Excerto selecionado:
▬▬▬▬▬▬

Enorme, ainda que este ano estejamos com o constrangimento de celebrar o Mês do Idoso no mês de eleições. Portanto, estamos a fazer esse equilíbrio e a tentar fazer o que for possível fazer fora desse tempo, fazê-lo, para não haver segundas leituras. O Mês do Idoso, para nós, é apenas o mês em que nos juntamos mais vezes e em que celebramos, porque, na verdade, a única coisa que eu nunca quis é que o Mês do Idoso fosse o mês em que se faziam coisas para os idosos, porque o Mês do Idoso tem de ser cada um dos meses do ano. O que nós fazemos no Mês do Idoso, em muitos casos, é refletir sobre o que estamos a fazer e ajustar. É o momento em que os técnicos são interpelados para novos desafios, para avaliar o que está mal, para corrigir, para melhorar, para descobrir novos desígnios, por isso o Mês do Idoso, para nós, não é uma espécie de momento em que chamamos a atenção da realidade, é um momento em que trabalhamos, talvez aí de uma forma mais avaliativa, sobre a realidade, por isso é que você tanto vê no Mês do Idoso ações no espaço público de ginástica, como vê conferências e encontros com os técnicos. Para nós, aliás, tem muita importância, mas o Mês do Idoso é um dos 12 meses do ano.
As IPSS também nunca ficaram esquecidas e foram sucessivamente apoiadas pela autarquia.
É um apoio que é absolutamente justo, com certeza que nunca será suficiente e eu admito que, em muitos casos, pudesse ser mais. Mas há uma coisa que eu sei, na altura em que basicamente o município geria recursos quase inexistentes, mesmo nessa altura foram sempre uma prioridade para mim e para a Câmara Municipal. Agora, o que nós fizemos não é mais do que retribuir o trabalho que a economia social faz no concelho, que é absolutamente extraordinário.
Conhecido por ser um homem sensível e de causas, também sempre olhou para os seniores com muito carinho. Porquê?

▬▬▬▬▬▬

Excertos de dados:
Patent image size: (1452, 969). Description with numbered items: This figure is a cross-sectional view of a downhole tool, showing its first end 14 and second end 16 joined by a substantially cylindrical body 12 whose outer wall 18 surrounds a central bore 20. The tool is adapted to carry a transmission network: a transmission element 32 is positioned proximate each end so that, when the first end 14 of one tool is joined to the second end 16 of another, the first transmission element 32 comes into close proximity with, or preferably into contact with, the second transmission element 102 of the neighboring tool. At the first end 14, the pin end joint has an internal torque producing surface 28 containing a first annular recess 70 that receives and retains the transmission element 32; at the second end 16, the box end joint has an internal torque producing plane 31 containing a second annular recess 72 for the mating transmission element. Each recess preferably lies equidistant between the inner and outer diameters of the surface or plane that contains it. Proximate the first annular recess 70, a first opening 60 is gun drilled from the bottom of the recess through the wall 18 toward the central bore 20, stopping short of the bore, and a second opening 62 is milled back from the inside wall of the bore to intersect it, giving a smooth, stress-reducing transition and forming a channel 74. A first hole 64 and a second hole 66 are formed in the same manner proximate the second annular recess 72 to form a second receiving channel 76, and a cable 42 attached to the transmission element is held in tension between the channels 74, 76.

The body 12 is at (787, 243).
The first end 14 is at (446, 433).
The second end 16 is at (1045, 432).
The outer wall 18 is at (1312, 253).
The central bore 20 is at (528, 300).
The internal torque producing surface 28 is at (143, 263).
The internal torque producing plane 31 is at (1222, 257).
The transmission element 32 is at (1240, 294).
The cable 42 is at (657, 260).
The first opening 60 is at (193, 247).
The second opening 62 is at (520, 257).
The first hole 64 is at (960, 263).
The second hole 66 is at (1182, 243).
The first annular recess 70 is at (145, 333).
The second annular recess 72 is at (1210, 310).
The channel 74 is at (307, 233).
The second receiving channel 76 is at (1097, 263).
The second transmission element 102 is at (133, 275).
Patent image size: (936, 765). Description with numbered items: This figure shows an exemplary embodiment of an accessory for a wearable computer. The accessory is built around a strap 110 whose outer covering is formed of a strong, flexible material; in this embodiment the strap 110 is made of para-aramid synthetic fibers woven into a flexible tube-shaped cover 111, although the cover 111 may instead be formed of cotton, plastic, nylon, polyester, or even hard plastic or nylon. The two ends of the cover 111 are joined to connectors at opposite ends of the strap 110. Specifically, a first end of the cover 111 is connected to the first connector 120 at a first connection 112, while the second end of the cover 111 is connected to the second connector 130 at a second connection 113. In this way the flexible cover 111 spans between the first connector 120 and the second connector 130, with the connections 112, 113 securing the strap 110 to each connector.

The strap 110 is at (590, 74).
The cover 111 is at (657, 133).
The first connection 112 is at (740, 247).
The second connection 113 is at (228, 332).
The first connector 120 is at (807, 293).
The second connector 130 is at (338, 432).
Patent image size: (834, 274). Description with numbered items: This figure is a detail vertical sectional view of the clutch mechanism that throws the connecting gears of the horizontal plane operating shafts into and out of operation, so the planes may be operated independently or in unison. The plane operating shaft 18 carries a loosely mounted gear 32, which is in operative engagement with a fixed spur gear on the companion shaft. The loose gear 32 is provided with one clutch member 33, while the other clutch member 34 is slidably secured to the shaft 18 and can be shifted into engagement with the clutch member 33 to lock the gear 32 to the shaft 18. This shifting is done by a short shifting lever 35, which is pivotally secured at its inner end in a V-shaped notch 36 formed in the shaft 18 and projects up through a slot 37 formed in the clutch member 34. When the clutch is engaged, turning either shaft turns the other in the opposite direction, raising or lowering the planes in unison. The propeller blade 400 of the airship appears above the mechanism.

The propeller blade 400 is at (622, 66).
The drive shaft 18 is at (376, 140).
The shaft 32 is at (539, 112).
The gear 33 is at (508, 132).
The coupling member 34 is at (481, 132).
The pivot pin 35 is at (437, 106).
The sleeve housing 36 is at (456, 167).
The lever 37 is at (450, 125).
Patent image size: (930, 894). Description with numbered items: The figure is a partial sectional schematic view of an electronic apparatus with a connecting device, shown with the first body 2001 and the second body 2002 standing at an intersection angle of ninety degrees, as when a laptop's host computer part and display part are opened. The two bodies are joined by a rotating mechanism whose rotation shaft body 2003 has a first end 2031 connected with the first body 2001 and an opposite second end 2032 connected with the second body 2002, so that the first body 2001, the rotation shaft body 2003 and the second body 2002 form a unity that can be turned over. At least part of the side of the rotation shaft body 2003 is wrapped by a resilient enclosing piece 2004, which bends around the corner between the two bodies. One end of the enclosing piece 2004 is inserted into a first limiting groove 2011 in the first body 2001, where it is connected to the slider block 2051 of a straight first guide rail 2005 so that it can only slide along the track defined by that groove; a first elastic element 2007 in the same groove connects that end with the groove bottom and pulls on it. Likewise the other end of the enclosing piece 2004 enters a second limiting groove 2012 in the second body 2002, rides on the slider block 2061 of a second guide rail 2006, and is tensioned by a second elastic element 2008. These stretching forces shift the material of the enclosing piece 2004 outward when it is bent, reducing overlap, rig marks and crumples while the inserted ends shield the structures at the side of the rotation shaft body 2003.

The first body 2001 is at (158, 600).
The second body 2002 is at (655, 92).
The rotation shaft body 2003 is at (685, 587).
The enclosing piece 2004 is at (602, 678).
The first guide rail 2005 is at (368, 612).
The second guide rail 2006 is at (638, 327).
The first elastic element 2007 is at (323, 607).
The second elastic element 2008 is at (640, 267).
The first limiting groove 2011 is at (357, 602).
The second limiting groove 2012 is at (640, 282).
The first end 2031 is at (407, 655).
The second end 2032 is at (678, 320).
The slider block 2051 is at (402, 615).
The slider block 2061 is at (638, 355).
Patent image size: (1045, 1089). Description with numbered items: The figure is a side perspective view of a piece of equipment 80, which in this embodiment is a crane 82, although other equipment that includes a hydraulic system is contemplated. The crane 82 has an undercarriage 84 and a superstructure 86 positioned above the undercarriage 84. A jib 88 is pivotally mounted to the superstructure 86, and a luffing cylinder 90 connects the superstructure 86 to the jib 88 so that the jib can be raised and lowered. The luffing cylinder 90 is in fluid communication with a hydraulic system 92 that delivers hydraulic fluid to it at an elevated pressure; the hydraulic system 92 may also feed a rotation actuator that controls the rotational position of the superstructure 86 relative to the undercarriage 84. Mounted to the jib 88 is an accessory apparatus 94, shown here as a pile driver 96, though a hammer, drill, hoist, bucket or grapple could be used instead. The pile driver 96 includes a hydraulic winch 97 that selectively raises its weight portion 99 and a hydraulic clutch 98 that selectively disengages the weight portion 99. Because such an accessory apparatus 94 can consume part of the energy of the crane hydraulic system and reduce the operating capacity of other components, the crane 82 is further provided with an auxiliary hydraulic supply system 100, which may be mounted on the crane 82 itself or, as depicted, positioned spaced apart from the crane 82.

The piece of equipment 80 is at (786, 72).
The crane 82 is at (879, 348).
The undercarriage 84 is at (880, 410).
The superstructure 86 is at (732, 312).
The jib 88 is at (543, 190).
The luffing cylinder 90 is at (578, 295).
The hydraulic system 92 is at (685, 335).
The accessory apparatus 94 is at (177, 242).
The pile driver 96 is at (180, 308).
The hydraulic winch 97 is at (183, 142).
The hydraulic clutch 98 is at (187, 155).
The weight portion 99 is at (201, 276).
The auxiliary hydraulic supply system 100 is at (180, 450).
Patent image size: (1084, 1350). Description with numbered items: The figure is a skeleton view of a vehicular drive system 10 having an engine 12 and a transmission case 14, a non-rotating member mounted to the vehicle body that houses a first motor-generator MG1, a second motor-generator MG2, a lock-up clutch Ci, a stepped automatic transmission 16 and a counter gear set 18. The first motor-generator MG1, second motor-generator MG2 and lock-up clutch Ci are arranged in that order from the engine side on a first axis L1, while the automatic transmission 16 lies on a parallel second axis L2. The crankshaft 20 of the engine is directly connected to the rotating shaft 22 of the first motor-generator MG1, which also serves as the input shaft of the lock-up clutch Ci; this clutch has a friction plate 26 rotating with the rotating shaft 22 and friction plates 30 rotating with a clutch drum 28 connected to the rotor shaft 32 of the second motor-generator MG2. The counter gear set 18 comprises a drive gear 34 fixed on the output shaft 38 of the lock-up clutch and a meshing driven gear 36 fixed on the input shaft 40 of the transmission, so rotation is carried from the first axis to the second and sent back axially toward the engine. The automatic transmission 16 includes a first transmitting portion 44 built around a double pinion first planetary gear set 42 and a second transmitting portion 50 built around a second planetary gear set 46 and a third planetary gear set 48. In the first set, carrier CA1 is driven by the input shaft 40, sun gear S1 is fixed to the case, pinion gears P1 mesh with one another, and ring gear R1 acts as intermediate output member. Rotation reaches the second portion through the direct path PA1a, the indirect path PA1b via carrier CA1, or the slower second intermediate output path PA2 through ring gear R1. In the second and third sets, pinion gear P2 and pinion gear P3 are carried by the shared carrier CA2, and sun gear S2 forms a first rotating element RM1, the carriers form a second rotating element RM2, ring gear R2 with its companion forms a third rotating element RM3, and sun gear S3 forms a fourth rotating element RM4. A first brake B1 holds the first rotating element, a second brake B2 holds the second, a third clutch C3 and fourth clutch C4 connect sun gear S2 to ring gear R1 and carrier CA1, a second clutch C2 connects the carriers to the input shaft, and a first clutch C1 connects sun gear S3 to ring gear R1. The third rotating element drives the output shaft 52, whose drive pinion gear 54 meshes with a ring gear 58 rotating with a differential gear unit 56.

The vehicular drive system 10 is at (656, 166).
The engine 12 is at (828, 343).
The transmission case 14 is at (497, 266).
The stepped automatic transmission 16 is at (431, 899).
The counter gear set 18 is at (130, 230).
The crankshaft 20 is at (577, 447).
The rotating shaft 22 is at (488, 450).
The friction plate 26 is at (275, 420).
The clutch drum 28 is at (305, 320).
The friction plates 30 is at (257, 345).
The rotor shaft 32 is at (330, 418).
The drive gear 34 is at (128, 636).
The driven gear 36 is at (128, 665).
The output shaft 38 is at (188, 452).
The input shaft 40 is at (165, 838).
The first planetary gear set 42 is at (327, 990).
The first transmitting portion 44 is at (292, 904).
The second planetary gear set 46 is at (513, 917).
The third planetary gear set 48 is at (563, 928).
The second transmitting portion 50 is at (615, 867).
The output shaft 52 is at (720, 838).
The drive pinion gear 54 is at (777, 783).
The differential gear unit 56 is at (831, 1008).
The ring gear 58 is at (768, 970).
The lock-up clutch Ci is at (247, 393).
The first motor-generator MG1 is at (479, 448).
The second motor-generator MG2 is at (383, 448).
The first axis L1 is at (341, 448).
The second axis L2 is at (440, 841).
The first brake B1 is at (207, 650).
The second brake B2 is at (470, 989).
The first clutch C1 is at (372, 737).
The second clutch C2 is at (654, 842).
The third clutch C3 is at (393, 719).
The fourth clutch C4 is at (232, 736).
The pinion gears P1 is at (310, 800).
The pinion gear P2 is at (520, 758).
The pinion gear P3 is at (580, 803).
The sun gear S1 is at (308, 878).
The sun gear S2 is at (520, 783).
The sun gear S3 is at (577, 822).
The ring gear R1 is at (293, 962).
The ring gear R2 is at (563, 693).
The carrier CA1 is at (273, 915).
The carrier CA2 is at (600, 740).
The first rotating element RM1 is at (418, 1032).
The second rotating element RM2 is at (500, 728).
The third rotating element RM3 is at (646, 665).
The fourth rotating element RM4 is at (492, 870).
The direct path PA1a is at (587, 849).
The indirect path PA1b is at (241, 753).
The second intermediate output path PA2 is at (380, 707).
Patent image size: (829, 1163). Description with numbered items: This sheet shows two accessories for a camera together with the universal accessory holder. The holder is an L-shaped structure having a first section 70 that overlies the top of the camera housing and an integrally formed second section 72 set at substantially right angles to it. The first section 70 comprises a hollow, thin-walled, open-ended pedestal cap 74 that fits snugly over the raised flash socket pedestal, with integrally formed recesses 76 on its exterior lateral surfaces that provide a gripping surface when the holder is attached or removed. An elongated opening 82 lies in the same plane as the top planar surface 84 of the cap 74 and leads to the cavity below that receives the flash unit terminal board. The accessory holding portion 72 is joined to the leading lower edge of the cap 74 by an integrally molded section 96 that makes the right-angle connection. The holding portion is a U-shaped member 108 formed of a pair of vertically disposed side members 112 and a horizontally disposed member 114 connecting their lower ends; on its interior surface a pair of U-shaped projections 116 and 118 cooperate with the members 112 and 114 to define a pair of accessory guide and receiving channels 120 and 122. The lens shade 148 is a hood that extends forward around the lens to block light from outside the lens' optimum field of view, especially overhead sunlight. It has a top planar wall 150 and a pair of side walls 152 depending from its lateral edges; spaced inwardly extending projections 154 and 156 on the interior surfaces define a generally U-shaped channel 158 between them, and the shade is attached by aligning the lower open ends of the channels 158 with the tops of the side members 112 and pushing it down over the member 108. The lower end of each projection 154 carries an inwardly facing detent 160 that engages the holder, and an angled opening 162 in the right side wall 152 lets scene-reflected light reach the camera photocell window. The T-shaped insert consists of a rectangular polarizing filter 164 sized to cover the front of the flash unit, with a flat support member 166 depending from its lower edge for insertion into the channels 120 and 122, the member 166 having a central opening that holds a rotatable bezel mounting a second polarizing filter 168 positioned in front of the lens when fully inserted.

▬▬▬▬▬▬

Tarefa atribuída 1:
No excerto sobre o Mês do Idoso, que constrangimento existe este ano na celebração desse mês?
Tarefa atribuída 2:
Extraia do excerto sobre o Mês do Idoso tudo o que vai desde "É um apoio que" até "é absolutamente extraordinário.".
Tarefa atribuída 3:
Dê seguimento ao excerto sobre o Mês do Idoso e o apoio às IPSS a partir do ponto em que termina.

Resultado 1:
Este ano, o Mês do Idoso é celebrado no mês de eleições.

Resultado 2:
É um apoio que é absolutamente justo, com certeza que nunca será suficiente e eu admito que, em muitos casos, pudesse ser mais. Mas há uma coisa que eu sei, na altura em que basicamente o município geria recursos quase inexistentes, mesmo nessa altura foram sempre uma prioridade para mim e para a Câmara Municipal. Agora, o que nós fizemos não é mais do que retribuir o trabalho que a economia social faz no concelho, que é absolutamente extraordinário.

Resultado 3:
Porque acho que é a nossa obrigação, porque acho que é a obrigação das políticas públicas municipais. Eu sempre vi este trabalho ao nível da terceira idade, dos mais idosos, e junto a estes a área da deficiência, porque muitas vezes as problemáticas são muito comuns, no domínio nacional, como um trabalho que tem a ver com o âmbito prestacional, isto é, as prestações sociais, as reformas, os pagamentos de reformas, de invalidez, esse é o papel do Estado. Mas, depois, temos de reconhecer que as dinâmicas de base mais de vivência e de sobrevivência, têm de ser dinâmicas de base local, não é o Estado que o faz diretamente, o Estado tem a obrigação de apoiar, de subsidiar, não tem que o fazer, quem tem que o fazer somos nós, os municípios, os grandes municípios que são pequenos países, os municípios com as Juntas de Freguesia, com as IPSS, com as paróquias, com as paróquias até no sentido plural do termo paróquia em termos das diferentes religiões e, aqui, em Vila Nova de Gaia são muito evidentes. Portanto, é mesmo uma questão de convicção, o que eu posso chamar a sensibilidade é mesmo a minha convicção absoluta. Os municípios têm de cuidar das ruas, têm de cuidar, com certeza, do asfalto e dos paralelos, isso é inquestionável, por todas as razões e mais algumas têm de o fazer e isso tem de absorver recursos, mas a prioridade tem de ser muito mais alargada e se nós queremos ser um município moderno, sustentável, um município amigo das pessoas, temos de o pôr em prática e foi o que tentámos fazer.
Porque cuidar do outro e promover a solidariedade na comunidade é cada vez mais importante.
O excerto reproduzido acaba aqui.